• _Prompt_
Starting at the line that contains "What data populates", copy each line through the end of the listing below. Include both ends and output nothing more.

-- Start --

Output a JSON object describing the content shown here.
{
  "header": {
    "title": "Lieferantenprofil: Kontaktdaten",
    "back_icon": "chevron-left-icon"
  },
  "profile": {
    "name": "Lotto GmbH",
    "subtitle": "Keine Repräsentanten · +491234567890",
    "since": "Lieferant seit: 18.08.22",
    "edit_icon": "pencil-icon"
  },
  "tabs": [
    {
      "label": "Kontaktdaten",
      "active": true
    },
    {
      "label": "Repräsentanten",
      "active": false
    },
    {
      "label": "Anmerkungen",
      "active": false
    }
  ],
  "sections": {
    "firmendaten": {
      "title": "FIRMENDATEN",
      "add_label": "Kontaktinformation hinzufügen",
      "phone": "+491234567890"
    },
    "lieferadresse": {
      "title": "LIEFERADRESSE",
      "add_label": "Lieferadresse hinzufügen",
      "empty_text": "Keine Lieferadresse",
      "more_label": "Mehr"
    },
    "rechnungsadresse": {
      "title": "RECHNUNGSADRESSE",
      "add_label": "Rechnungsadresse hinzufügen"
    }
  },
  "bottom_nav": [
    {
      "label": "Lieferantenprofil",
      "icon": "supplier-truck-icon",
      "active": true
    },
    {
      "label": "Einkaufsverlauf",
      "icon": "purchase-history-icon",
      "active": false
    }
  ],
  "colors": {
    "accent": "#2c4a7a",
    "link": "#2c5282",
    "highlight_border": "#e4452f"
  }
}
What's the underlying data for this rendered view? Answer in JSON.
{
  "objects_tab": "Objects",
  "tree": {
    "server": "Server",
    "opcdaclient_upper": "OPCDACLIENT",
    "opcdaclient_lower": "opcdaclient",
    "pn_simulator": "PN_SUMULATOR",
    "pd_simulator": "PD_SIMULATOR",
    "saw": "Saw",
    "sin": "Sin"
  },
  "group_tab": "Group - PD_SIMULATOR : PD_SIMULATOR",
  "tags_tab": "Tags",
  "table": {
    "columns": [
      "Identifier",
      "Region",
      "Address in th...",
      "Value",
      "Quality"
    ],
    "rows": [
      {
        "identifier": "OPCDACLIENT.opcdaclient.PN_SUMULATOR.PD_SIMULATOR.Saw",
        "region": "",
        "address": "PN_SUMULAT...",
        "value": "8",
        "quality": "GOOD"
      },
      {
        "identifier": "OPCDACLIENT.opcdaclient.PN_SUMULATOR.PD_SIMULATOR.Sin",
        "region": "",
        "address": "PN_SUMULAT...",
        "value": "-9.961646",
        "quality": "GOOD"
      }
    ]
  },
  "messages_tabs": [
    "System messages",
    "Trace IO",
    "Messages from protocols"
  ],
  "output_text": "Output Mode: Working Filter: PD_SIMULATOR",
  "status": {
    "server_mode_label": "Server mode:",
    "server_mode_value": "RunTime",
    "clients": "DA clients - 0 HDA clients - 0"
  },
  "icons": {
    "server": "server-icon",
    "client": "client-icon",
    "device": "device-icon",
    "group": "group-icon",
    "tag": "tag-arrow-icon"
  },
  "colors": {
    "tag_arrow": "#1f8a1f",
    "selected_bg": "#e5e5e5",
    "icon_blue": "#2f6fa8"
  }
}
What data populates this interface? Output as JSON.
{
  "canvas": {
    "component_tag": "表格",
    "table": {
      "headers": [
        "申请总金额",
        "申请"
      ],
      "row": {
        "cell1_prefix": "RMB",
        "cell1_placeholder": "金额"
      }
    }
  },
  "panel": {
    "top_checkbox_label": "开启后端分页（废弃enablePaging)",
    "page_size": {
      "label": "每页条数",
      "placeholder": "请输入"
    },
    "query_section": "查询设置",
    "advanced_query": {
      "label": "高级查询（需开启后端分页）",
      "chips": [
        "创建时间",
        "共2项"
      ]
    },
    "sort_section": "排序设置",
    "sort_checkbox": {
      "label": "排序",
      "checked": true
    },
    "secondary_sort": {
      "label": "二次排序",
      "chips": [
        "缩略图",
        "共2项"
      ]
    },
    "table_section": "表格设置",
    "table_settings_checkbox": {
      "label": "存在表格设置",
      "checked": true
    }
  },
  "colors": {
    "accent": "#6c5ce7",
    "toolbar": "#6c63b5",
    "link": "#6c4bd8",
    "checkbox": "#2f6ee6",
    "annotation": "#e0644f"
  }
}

-- End --

• _Solution_
What data populates this interface? Output as JSON.
{
  "canvas": {
    "component_tag": "表格",
    "table": {
      "headers": [
        "申请总金额",
        "申请"
      ],
      "row": {
        "cell1_prefix": "RMB",
        "cell1_placeholder": "金额"
      }
    }
  },
  "panel": {
    "top_checkbox_label": "开启后端分页（废弃enablePaging)",
    "page_size": {
      "label": "每页条数",
      "placeholder": "请输入"
    },
    "query_section": "查询设置",
    "advanced_query": {
      "label": "高级查询（需开启后端分页）",
      "chips": [
        "创建时间",
        "共2项"
      ]
    },
    "sort_section": "排序设置",
    "sort_checkbox": {
      "label": "排序",
      "checked": true
    },
    "secondary_sort": {
      "label": "二次排序",
      "chips": [
        "缩略图",
        "共2项"
      ]
    },
    "table_section": "表格设置",
    "table_settings_checkbox": {
      "label": "存在表格设置",
      "checked": true
    }
  },
  "colors": {
    "accent": "#6c5ce7",
    "toolbar": "#6c63b5",
    "link": "#6c4bd8",
    "checkbox": "#2f6ee6",
    "annotation": "#e0644f"
  }
}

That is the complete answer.